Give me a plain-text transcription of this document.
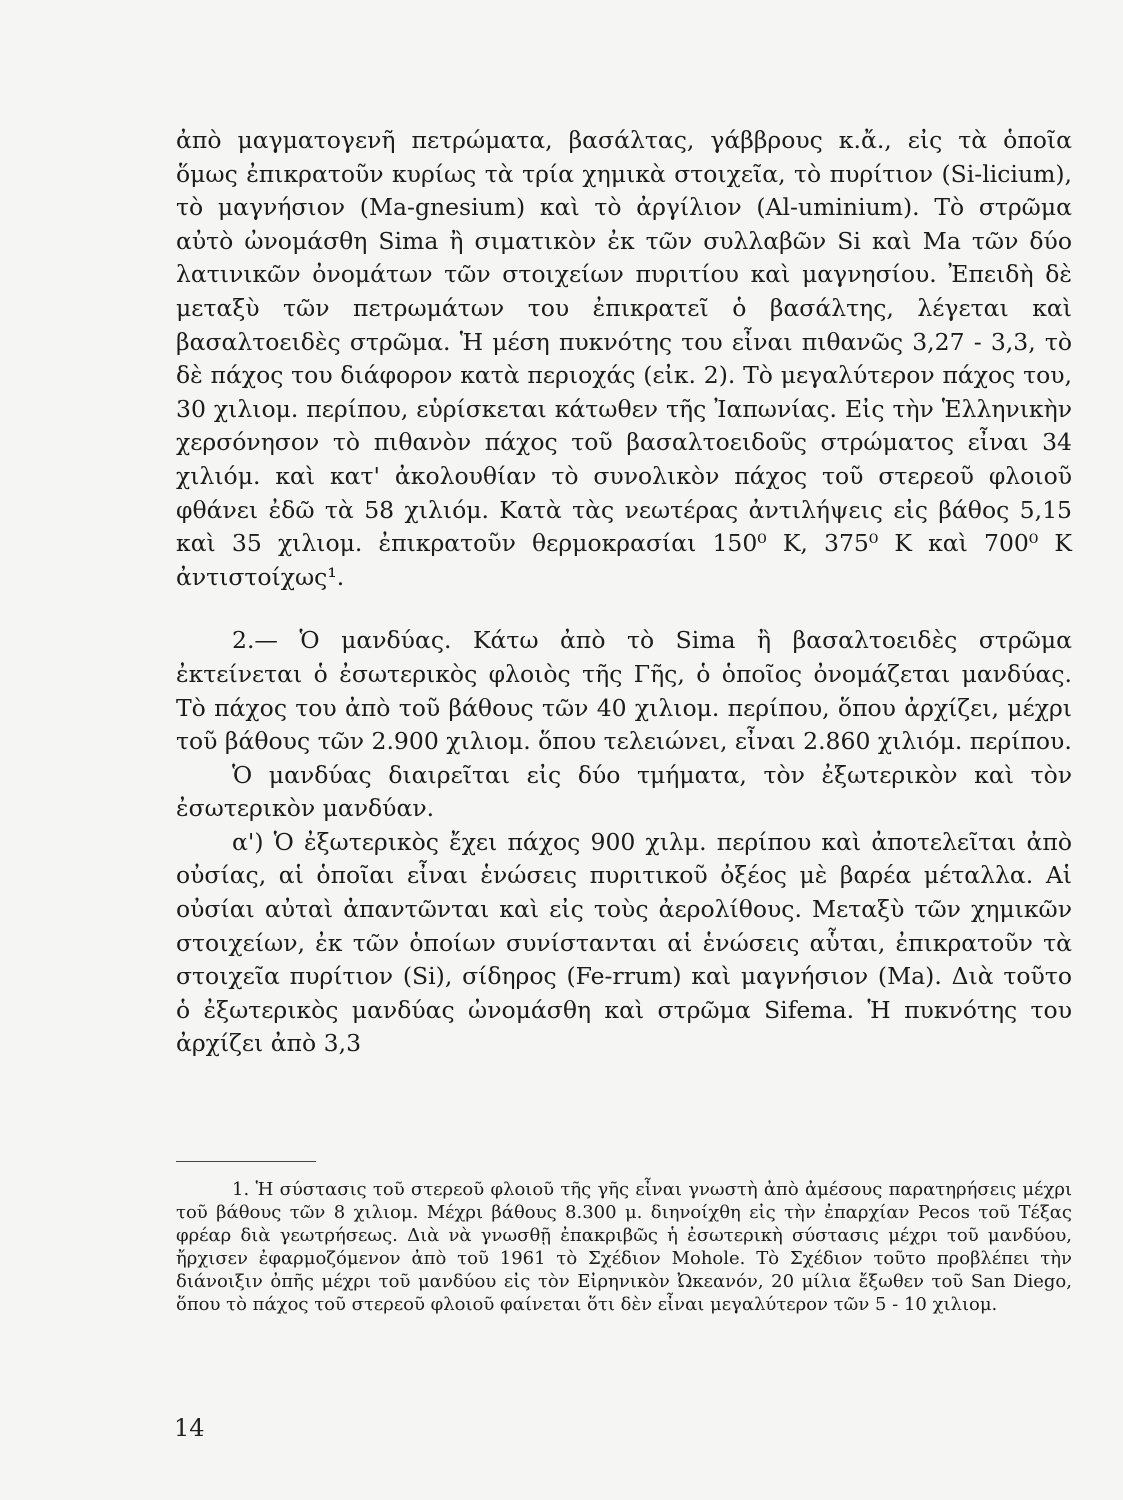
ἀπὸ μαγματογενῆ πετρώματα, βασάλτας, γάββρους κ.ἄ., εἰς τὰ ὁποῖα ὅμως ἐπικρατοῦν κυρίως τὰ τρία χημικὰ στοιχεῖα, τὸ πυρίτιον (Si-licium), τὸ μαγνήσιον (Ma-gnesium) καὶ τὸ ἀργίλιον (Al-uminium). Τὸ στρῶμα αὐτὸ ὠνομάσθη Sima ἢ σιματικὸν ἐκ τῶν συλλαβῶν Si καὶ Ma τῶν δύο λατινικῶν ὀνομάτων τῶν στοιχείων πυριτίου καὶ μαγνησίου. Ἐπειδὴ δὲ μεταξὺ τῶν πετρωμάτων του ἐπικρατεῖ ὁ βασάλτης, λέγεται καὶ βασαλτοειδὲς στρῶμα. Ἡ μέση πυκνότης του εἶναι πιθανῶς 3,27 - 3,3, τὸ δὲ πάχος του διάφορον κατὰ περιοχάς (εἰκ. 2). Τὸ μεγαλύτερον πάχος του, 30 χιλιομ. περίπου, εὑρίσκεται κάτωθεν τῆς Ἰαπωνίας. Εἰς τὴν Ἑλληνικὴν χερσόνησον τὸ πιθανὸν πάχος τοῦ βασαλτοειδοῦς στρώματος εἶναι 34 χιλιόμ. καὶ κατ' ἀκολουθίαν τὸ συνολικὸν πάχος τοῦ στερεοῦ φλοιοῦ φθάνει ἐδῶ τὰ 58 χιλιόμ. Κατὰ τὰς νεωτέρας ἀντιλήψεις εἰς βάθος 5,15 καὶ 35 χιλιομ. ἐπικρατοῦν θερμοκρασίαι 150⁰ K, 375⁰ K καὶ 700⁰ K ἀντιστοίχως¹.

2.— Ὁ μανδύας. Κάτω ἀπὸ τὸ Sima ἢ βασαλτοειδὲς στρῶμα ἐκτείνεται ὁ ἐσωτερικὸς φλοιὸς τῆς Γῆς, ὁ ὁποῖος ὀνομάζεται μανδύας. Τὸ πάχος του ἀπὸ τοῦ βάθους τῶν 40 χιλιομ. περίπου, ὅπου ἀρχίζει, μέχρι τοῦ βάθους τῶν 2.900 χιλιομ. ὅπου τελειώνει, εἶναι 2.860 χιλιόμ. περίπου.

Ὁ μανδύας διαιρεῖται εἰς δύο τμήματα, τὸν ἐξωτερικὸν καὶ τὸν ἐσωτερικὸν μανδύαν.

α') Ὁ ἐξωτερικὸς ἔχει πάχος 900 χιλμ. περίπου καὶ ἀποτελεῖται ἀπὸ οὐσίας, αἱ ὁποῖαι εἶναι ἑνώσεις πυριτικοῦ ὀξέος μὲ βαρέα μέταλλα. Αἱ οὐσίαι αὐταὶ ἀπαντῶνται καὶ εἰς τοὺς ἀερολίθους. Μεταξὺ τῶν χημικῶν στοιχείων, ἐκ τῶν ὁποίων συνίστανται αἱ ἑνώσεις αὗται, ἐπικρατοῦν τὰ στοιχεῖα πυρίτιον (Si), σίδηρος (Fe-rrum) καὶ μαγνήσιον (Ma). Διὰ τοῦτο ὁ ἐξωτερικὸς μανδύας ὠνομάσθη καὶ στρῶμα Sifema. Ἡ πυκνότης του ἀρχίζει ἀπὸ 3,3

1. Ἡ σύστασις τοῦ στερεοῦ φλοιοῦ τῆς γῆς εἶναι γνωστὴ ἀπὸ ἀμέσους παρατηρήσεις μέχρι τοῦ βάθους τῶν 8 χιλιομ. Μέχρι βάθους 8.300 μ. διηνοίχθη εἰς τὴν ἐπαρχίαν Pecos τοῦ Τέξας φρέαρ διὰ γεωτρήσεως. Διὰ νὰ γνωσθῇ ἐπακριβῶς ἡ ἐσωτερικὴ σύστασις μέχρι τοῦ μανδύου, ἤρχισεν ἐφαρμοζόμενον ἀπὸ τοῦ 1961 τὸ Σχέδιον Mohole. Τὸ Σχέδιον τοῦτο προβλέπει τὴν διάνοιξιν ὀπῆς μέχρι τοῦ μανδύου εἰς τὸν Εἰρηνικὸν Ὠκεανόν, 20 μίλια ἔξωθεν τοῦ San Diego, ὅπου τὸ πάχος τοῦ στερεοῦ φλοιοῦ φαίνεται ὅτι δὲν εἶναι μεγαλύτερον τῶν 5 - 10 χιλιομ.

14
============
EXERCISE DETAILS: Copy the data word for word. Pictures do not go in the copy.

TASK SOLUTION:
Give me a plain-text transcription of this document.
ἀπὸ μαγματογενῆ πετρώματα, βασάλτας, γάββρους κ.ἄ., εἰς τὰ ὁποῖα ὅμως ἐπικρατοῦν κυρίως τὰ τρία χημικὰ στοιχεῖα, τὸ πυρίτιον (Si-licium), τὸ μαγνήσιον (Ma-gnesium) καὶ τὸ ἀργίλιον (Al-uminium). Τὸ στρῶμα αὐτὸ ὠνομάσθη Sima ἢ σιματικὸν ἐκ τῶν συλλαβῶν Si καὶ Ma τῶν δύο λατινικῶν ὀνομάτων τῶν στοιχείων πυριτίου καὶ μαγνησίου. Ἐπειδὴ δὲ μεταξὺ τῶν πετρωμάτων του ἐπικρατεῖ ὁ βασάλτης, λέγεται καὶ βασαλτοειδὲς στρῶμα. Ἡ μέση πυκνότης του εἶναι πιθανῶς 3,27 - 3,3, τὸ δὲ πάχος του διάφορον κατὰ περιοχάς (εἰκ. 2). Τὸ μεγαλύτερον πάχος του, 30 χιλιομ. περίπου, εὑρίσκεται κάτωθεν τῆς Ἰαπωνίας. Εἰς τὴν Ἑλληνικὴν χερσόνησον τὸ πιθανὸν πάχος τοῦ βασαλτοειδοῦς στρώματος εἶναι 34 χιλιόμ. καὶ κατ' ἀκολουθίαν τὸ συνολικὸν πάχος τοῦ στερεοῦ φλοιοῦ φθάνει ἐδῶ τὰ 58 χιλιόμ. Κατὰ τὰς νεωτέρας ἀντιλήψεις εἰς βάθος 5,15 καὶ 35 χιλιομ. ἐπικρατοῦν θερμοκρασίαι 150⁰ K, 375⁰ K καὶ 700⁰ K ἀντιστοίχως¹.

2.— Ὁ μανδύας. Κάτω ἀπὸ τὸ Sima ἢ βασαλτοειδὲς στρῶμα ἐκτείνεται ὁ ἐσωτερικὸς φλοιὸς τῆς Γῆς, ὁ ὁποῖος ὀνομάζεται μανδύας. Τὸ πάχος του ἀπὸ τοῦ βάθους τῶν 40 χιλιομ. περίπου, ὅπου ἀρχίζει, μέχρι τοῦ βάθους τῶν 2.900 χιλιομ. ὅπου τελειώνει, εἶναι 2.860 χιλιόμ. περίπου.

Ὁ μανδύας διαιρεῖται εἰς δύο τμήματα, τὸν ἐξωτερικὸν καὶ τὸν ἐσωτερικὸν μανδύαν.

α') Ὁ ἐξωτερικὸς ἔχει πάχος 900 χιλμ. περίπου καὶ ἀποτελεῖται ἀπὸ οὐσίας, αἱ ὁποῖαι εἶναι ἑνώσεις πυριτικοῦ ὀξέος μὲ βαρέα μέταλλα. Αἱ οὐσίαι αὐταὶ ἀπαντῶνται καὶ εἰς τοὺς ἀερολίθους. Μεταξὺ τῶν χημικῶν στοιχείων, ἐκ τῶν ὁποίων συνίστανται αἱ ἑνώσεις αὗται, ἐπικρατοῦν τὰ στοιχεῖα πυρίτιον (Si), σίδηρος (Fe-rrum) καὶ μαγνήσιον (Ma). Διὰ τοῦτο ὁ ἐξωτερικὸς μανδύας ὠνομάσθη καὶ στρῶμα Sifema. Ἡ πυκνότης του ἀρχίζει ἀπὸ 3,3

1. Ἡ σύστασις τοῦ στερεοῦ φλοιοῦ τῆς γῆς εἶναι γνωστὴ ἀπὸ ἀμέσους παρατηρήσεις μέχρι τοῦ βάθους τῶν 8 χιλιομ. Μέχρι βάθους 8.300 μ. διηνοίχθη εἰς τὴν ἐπαρχίαν Pecos τοῦ Τέξας φρέαρ διὰ γεωτρήσεως. Διὰ νὰ γνωσθῇ ἐπακριβῶς ἡ ἐσωτερικὴ σύστασις μέχρι τοῦ μανδύου, ἤρχισεν ἐφαρμοζόμενον ἀπὸ τοῦ 1961 τὸ Σχέδιον Mohole. Τὸ Σχέδιον τοῦτο προβλέπει τὴν διάνοιξιν ὀπῆς μέχρι τοῦ μανδύου εἰς τὸν Εἰρηνικὸν Ὠκεανόν, 20 μίλια ἔξωθεν τοῦ San Diego, ὅπου τὸ πάχος τοῦ στερεοῦ φλοιοῦ φαίνεται ὅτι δὲν εἶναι μεγαλύτερον τῶν 5 - 10 χιλιομ.

14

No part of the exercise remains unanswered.